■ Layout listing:

--- BEGIN ---

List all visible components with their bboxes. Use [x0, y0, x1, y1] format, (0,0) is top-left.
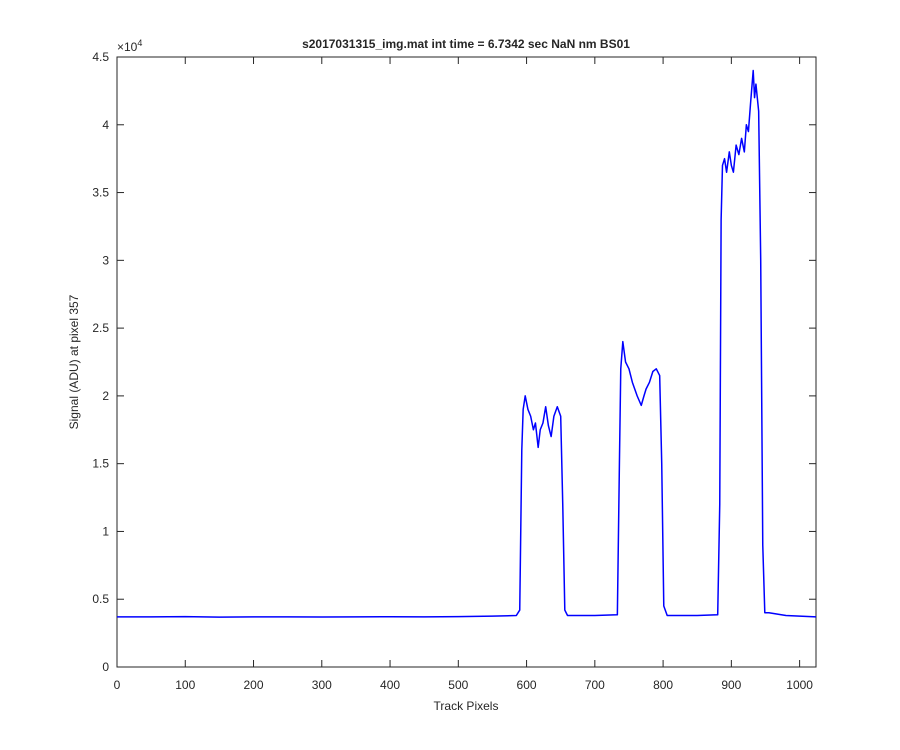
x-tick-label: 200	[244, 678, 264, 692]
x-tick-label: 100	[175, 678, 195, 692]
y-tick-label: 1.5	[92, 457, 109, 471]
y-multiplier-exponent: 4	[137, 38, 142, 48]
y-tick-label: 0	[102, 660, 109, 674]
data-line	[117, 69, 817, 618]
x-tick-label: 600	[517, 678, 537, 692]
y-axis-label: Signal (ADU) at pixel 357	[67, 294, 81, 429]
y-multiplier: ×104	[117, 38, 142, 54]
y-tick-label: 3	[102, 253, 109, 267]
y-tick-label: 4	[102, 118, 109, 132]
x-axis-label: Track Pixels	[434, 699, 499, 713]
x-tick-label: 300	[312, 678, 332, 692]
y-tick-label: 2.5	[92, 321, 109, 335]
x-tick-label: 700	[585, 678, 605, 692]
x-tick-label: 0	[114, 678, 121, 692]
x-tick-label: 900	[721, 678, 741, 692]
x-tick-label: 500	[448, 678, 468, 692]
axes-box	[116, 56, 817, 668]
x-tick-label: 800	[653, 678, 673, 692]
y-tick-label: 4.5	[92, 50, 109, 64]
y-tick-label: 0.5	[92, 592, 109, 606]
y-tick-label: 2	[102, 389, 109, 403]
y-tick-label: 1	[102, 524, 109, 538]
x-tick-label: 400	[380, 678, 400, 692]
y-tick-label: 3.5	[92, 186, 109, 200]
chart-title: s2017031315_img.mat int time = 6.7342 se…	[302, 37, 630, 51]
y-multiplier-base: ×10	[117, 40, 138, 54]
x-tick-label: 1000	[786, 678, 813, 692]
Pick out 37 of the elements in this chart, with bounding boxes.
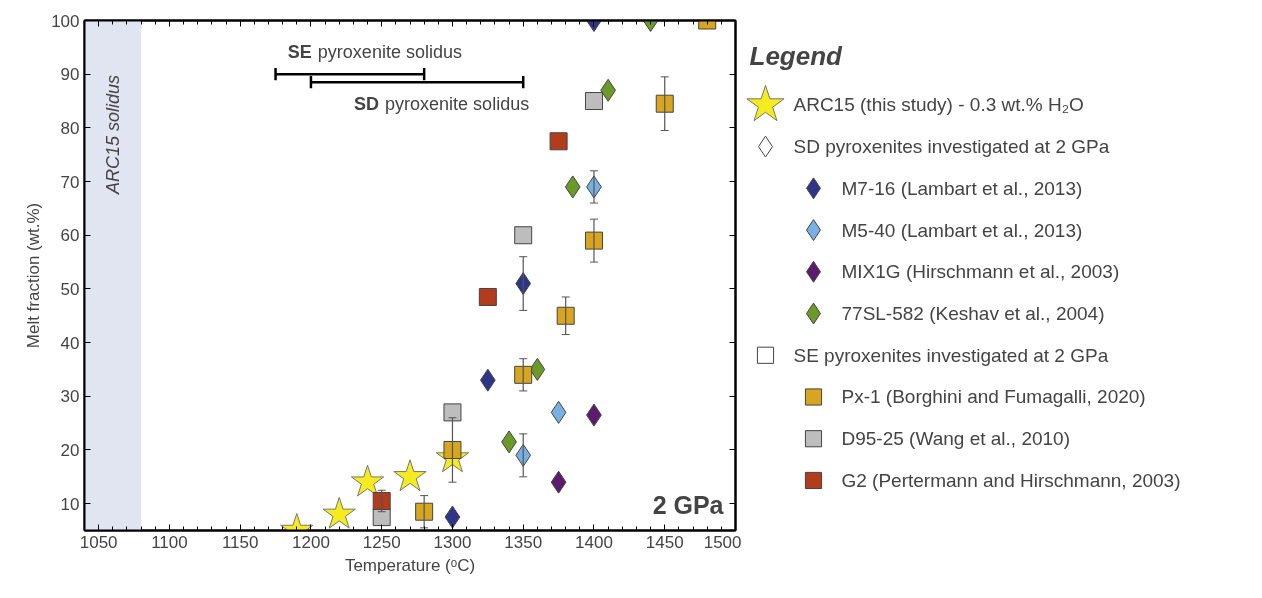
y-tick-label: 20 xyxy=(60,440,80,460)
y-tick-label: 30 xyxy=(60,387,80,407)
legend-label: G2 (Pertermann and Hirschmann, 2003) xyxy=(841,469,1181,491)
annotation: 2 GPa xyxy=(652,490,725,519)
x-tick-label: 1300 xyxy=(433,532,472,552)
x-tick-label: 1450 xyxy=(645,532,684,552)
y-tick-label: 100 xyxy=(51,11,80,31)
legend-label: MIX1G (Hirschmann et al., 2003) xyxy=(841,261,1120,283)
band-label: ARC15 solidus xyxy=(102,75,123,196)
legend-label: ARC15 (this study) - 0.3 wt.% H₂O xyxy=(793,94,1084,116)
legend-label: M5-40 (Lambart et al., 2013) xyxy=(841,219,1083,241)
y-tick-label: 10 xyxy=(60,494,80,514)
x-tick-label: 1100 xyxy=(151,532,188,552)
x-tick-label: 1200 xyxy=(292,532,330,552)
x-tick-label: 1150 xyxy=(221,532,259,552)
y-tick-label: 40 xyxy=(60,333,80,353)
y-tick-label: 50 xyxy=(60,279,80,299)
y-tick-label: 80 xyxy=(60,118,80,138)
x-tick-label: 1400 xyxy=(575,532,613,552)
x-tick-label: 1350 xyxy=(504,532,543,552)
y-tick-label: 90 xyxy=(60,65,80,85)
x-tick-label: 1250 xyxy=(362,532,401,552)
x-tick-label: 1050 xyxy=(79,532,118,552)
series-label: SD pyroxenite solidus xyxy=(354,94,530,115)
y-tick-label: 60 xyxy=(60,226,80,246)
x-axis-title: Temperature (ᵒC) xyxy=(344,555,476,575)
legend-label: D95-25 (Wang et al., 2010) xyxy=(841,428,1070,450)
legend-label: 77SL-582 (Keshav et al., 2004) xyxy=(841,303,1105,325)
legend-label: Px-1 (Borghini and Fumagalli, 2020) xyxy=(841,386,1146,408)
series-label: SE pyroxenite solidus xyxy=(287,42,462,63)
legend-label: M7-16 (Lambart et al., 2013) xyxy=(841,177,1083,199)
y-axis-title: Melt fraction (wt.%) xyxy=(24,202,44,349)
x-tick-label: 1500 xyxy=(703,532,742,552)
y-tick-label: 70 xyxy=(60,172,80,192)
legend-label: SD pyroxenites investigated at 2 GPa xyxy=(793,136,1110,158)
legend-title: Legend xyxy=(749,41,844,72)
legend-label: SE pyroxenites investigated at 2 GPa xyxy=(793,344,1109,366)
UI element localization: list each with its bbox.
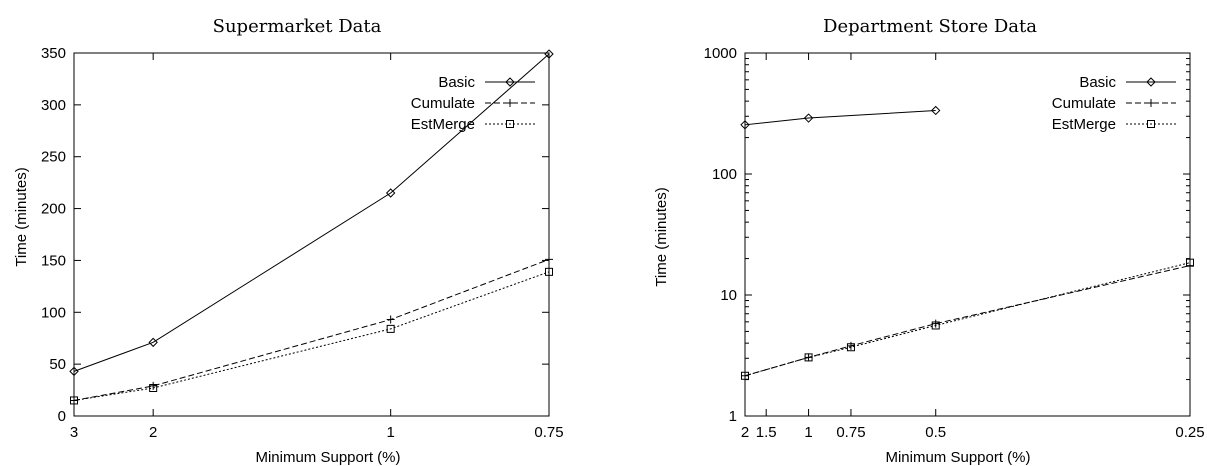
legend-entry-estmerge: EstMerge bbox=[1052, 116, 1176, 133]
data-point-plus bbox=[741, 371, 749, 380]
series-basic bbox=[69, 49, 554, 377]
data-point-plus bbox=[1186, 261, 1194, 270]
data-point-square bbox=[386, 324, 395, 333]
x-tick-label: 0.75 bbox=[534, 424, 563, 441]
chart-title: Supermarket Data bbox=[213, 16, 382, 37]
data-point-diamond bbox=[1146, 77, 1156, 87]
data-point-square bbox=[741, 371, 749, 380]
legend-label: EstMerge bbox=[411, 116, 475, 133]
series-line bbox=[73, 258, 550, 401]
data-point-square bbox=[545, 267, 553, 276]
data-point-diamond bbox=[931, 105, 941, 116]
data-point-diamond bbox=[544, 49, 554, 59]
data-point-diamond bbox=[740, 120, 750, 130]
y-tick-label: 100 bbox=[41, 304, 66, 321]
series-line bbox=[744, 109, 936, 126]
series-basic bbox=[740, 105, 941, 130]
legend-entry-basic: Basic bbox=[438, 74, 535, 91]
series-cumulate bbox=[70, 255, 553, 405]
legend-entry-basic: Basic bbox=[1079, 74, 1176, 91]
y-tick-label: 300 bbox=[41, 97, 66, 114]
y-tick-label: 150 bbox=[41, 252, 66, 269]
y-axis-label: Time (minutes) bbox=[653, 187, 670, 286]
series-estmerge bbox=[70, 267, 553, 405]
data-point-plus bbox=[545, 255, 553, 264]
data-point-square bbox=[804, 353, 813, 362]
legend-label: Basic bbox=[1079, 74, 1116, 91]
supermarket-chart: Supermarket Data Time (minutes) Minimum … bbox=[13, 16, 564, 466]
y-tick-label: 10 bbox=[720, 287, 737, 304]
series-line bbox=[744, 262, 1191, 377]
x-tick-label: 1 bbox=[386, 424, 394, 441]
series-cumulate bbox=[741, 261, 1194, 380]
series-line bbox=[73, 53, 550, 372]
data-point-diamond bbox=[803, 113, 814, 123]
data-point-diamond bbox=[148, 337, 158, 348]
data-point-square bbox=[1147, 120, 1155, 128]
data-point-plus bbox=[70, 396, 78, 405]
data-point-diamond bbox=[69, 366, 79, 377]
data-point-plus bbox=[931, 319, 940, 328]
y-tick-label: 0 bbox=[58, 408, 66, 425]
x-tick-label: 2 bbox=[741, 424, 749, 441]
y-tick-label: 1 bbox=[729, 408, 737, 425]
data-point-plus bbox=[386, 315, 395, 324]
x-axis-label: Minimum Support (%) bbox=[255, 449, 400, 466]
x-tick-label: 1 bbox=[804, 424, 812, 441]
data-point-square bbox=[506, 120, 514, 128]
data-point-plus bbox=[804, 353, 813, 362]
y-tick-label: 350 bbox=[41, 45, 66, 62]
y-tick-label: 200 bbox=[41, 201, 66, 218]
x-tick-label: 2 bbox=[149, 424, 157, 441]
legend-label: Basic bbox=[438, 74, 475, 91]
legend-label: EstMerge bbox=[1052, 116, 1116, 133]
x-tick-label: 0.25 bbox=[1175, 424, 1204, 441]
data-point-square bbox=[846, 343, 855, 352]
legend-entry-cumulate: Cumulate bbox=[411, 95, 535, 112]
legend-label: Cumulate bbox=[1052, 95, 1116, 112]
department-store-chart: Department Store Data Time (minutes) Min… bbox=[653, 16, 1205, 466]
y-tick-label: 50 bbox=[49, 356, 66, 373]
y-axis-label: Time (minutes) bbox=[13, 167, 30, 266]
plot-frame bbox=[744, 52, 1191, 417]
x-tick-label: 3 bbox=[70, 424, 78, 441]
data-point-square bbox=[1186, 258, 1194, 267]
plot-frame bbox=[73, 52, 550, 417]
data-point-diamond bbox=[505, 77, 515, 87]
series-estmerge bbox=[741, 258, 1194, 380]
data-point-square bbox=[149, 383, 158, 392]
x-axis-label: Minimum Support (%) bbox=[885, 449, 1030, 466]
x-tick-label: 1.5 bbox=[756, 424, 777, 441]
x-tick-label: 0.5 bbox=[925, 424, 946, 441]
data-point-plus bbox=[506, 99, 514, 107]
legend-entry-estmerge: EstMerge bbox=[411, 116, 535, 133]
y-tick-label: 100 bbox=[712, 166, 737, 183]
series-line bbox=[73, 271, 550, 401]
data-point-plus bbox=[149, 381, 158, 390]
x-tick-label: 0.75 bbox=[836, 424, 865, 441]
legend-label: Cumulate bbox=[411, 95, 475, 112]
chart-title: Department Store Data bbox=[823, 16, 1037, 37]
data-point-diamond bbox=[385, 188, 396, 198]
y-tick-label: 1000 bbox=[704, 45, 737, 62]
data-point-square bbox=[931, 321, 940, 330]
data-point-plus bbox=[1147, 99, 1155, 107]
legend-entry-cumulate: Cumulate bbox=[1052, 95, 1176, 112]
data-point-square bbox=[70, 396, 78, 405]
data-point-plus bbox=[846, 341, 855, 350]
y-tick-label: 250 bbox=[41, 149, 66, 166]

--- END ---

■ Exercise: Collect every line of the listing above that contains the string "solidus".

■ Output of the exercise:
band-label: ARC15 solidus xyxy=(102,75,123,196)
series-label: SD pyroxenite solidus xyxy=(354,94,530,115)
series-label: SE pyroxenite solidus xyxy=(287,42,462,63)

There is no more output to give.